OBJECTIVE: Extract every record, exactly as written, and ignore the pictures.

INPUT RECORDS:

::::

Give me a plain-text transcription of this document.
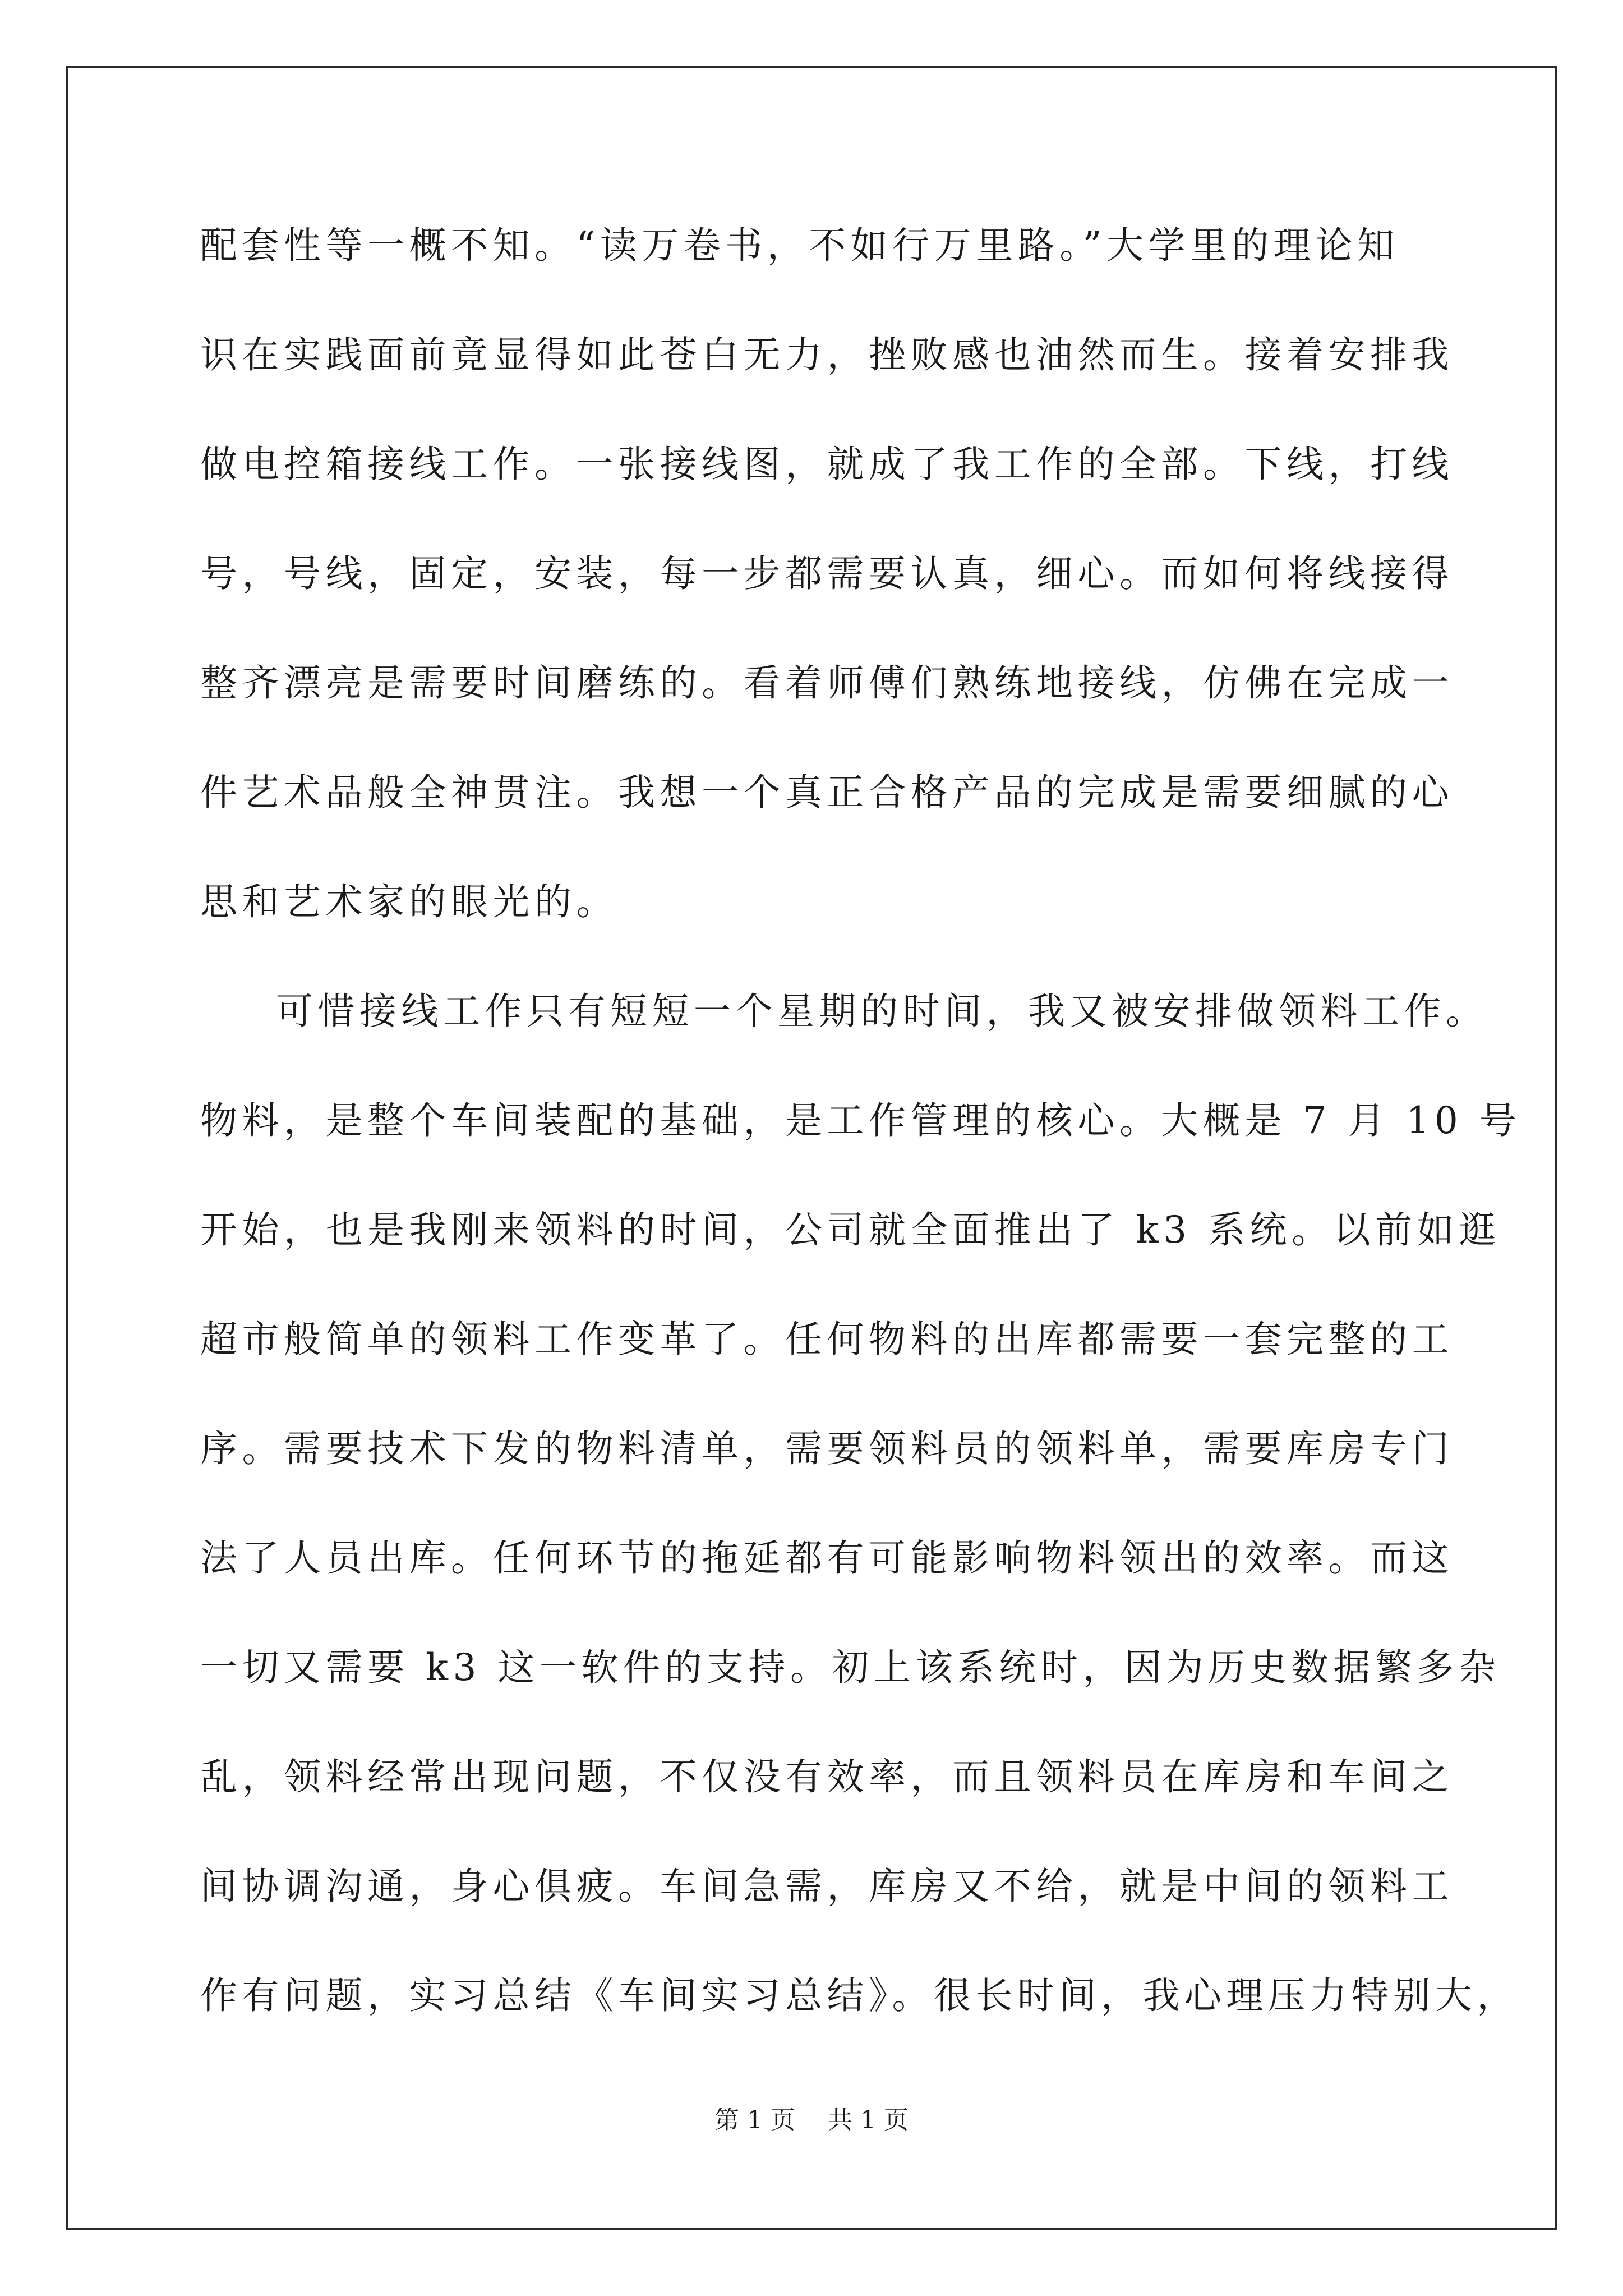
配套性等一概不知。“读万卷书，不如行万里路。”大学里的理论知
识在实践面前竟显得如此苍白无力，挫败感也油然而生。接着安排我
做电控箱接线工作。一张接线图，就成了我工作的全部。下线，打线
号，号线，固定，安装，每一步都需要认真，细心。而如何将线接得
整齐漂亮是需要时间磨练的。看着师傅们熟练地接线，仿佛在完成一
件艺术品般全神贯注。我想一个真正合格产品的完成是需要细腻的心
思和艺术家的眼光的。
可惜接线工作只有短短一个星期的时间，我又被安排做领料工作。
物料，是整个车间装配的基础，是工作管理的核心。大概是 7 月 10 号
开始，也是我刚来领料的时间，公司就全面推出了 k3 系统。以前如逛
超市般简单的领料工作变革了。任何物料的出库都需要一套完整的工
序。需要技术下发的物料清单，需要领料员的领料单，需要库房专门
法了人员出库。任何环节的拖延都有可能影响物料领出的效率。而这
一切又需要 k3 这一软件的支持。初上该系统时，因为历史数据繁多杂
乱，领料经常出现问题，不仅没有效率，而且领料员在库房和车间之
间协调沟通，身心俱疲。车间急需，库房又不给，就是中间的领料工
作有问题，实习总结《车间实习总结》。很长时间，我心理压力特别大，
第 1 页 共 1 页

::::

SOLUTION:
Give me a plain-text transcription of this document.
配套性等一概不知。“读万卷书，不如行万里路。”大学里的理论知
识在实践面前竟显得如此苍白无力，挫败感也油然而生。接着安排我
做电控箱接线工作。一张接线图，就成了我工作的全部。下线，打线
号，号线，固定，安装，每一步都需要认真，细心。而如何将线接得
整齐漂亮是需要时间磨练的。看着师傅们熟练地接线，仿佛在完成一
件艺术品般全神贯注。我想一个真正合格产品的完成是需要细腻的心
思和艺术家的眼光的。
可惜接线工作只有短短一个星期的时间，我又被安排做领料工作。
物料，是整个车间装配的基础，是工作管理的核心。大概是 7 月 10 号
开始，也是我刚来领料的时间，公司就全面推出了 k3 系统。以前如逛
超市般简单的领料工作变革了。任何物料的出库都需要一套完整的工
序。需要技术下发的物料清单，需要领料员的领料单，需要库房专门
法了人员出库。任何环节的拖延都有可能影响物料领出的效率。而这
一切又需要 k3 这一软件的支持。初上该系统时，因为历史数据繁多杂
乱，领料经常出现问题，不仅没有效率，而且领料员在库房和车间之
间协调沟通，身心俱疲。车间急需，库房又不给，就是中间的领料工
作有问题，实习总结《车间实习总结》。很长时间，我心理压力特别大，
第 1 页 共 1 页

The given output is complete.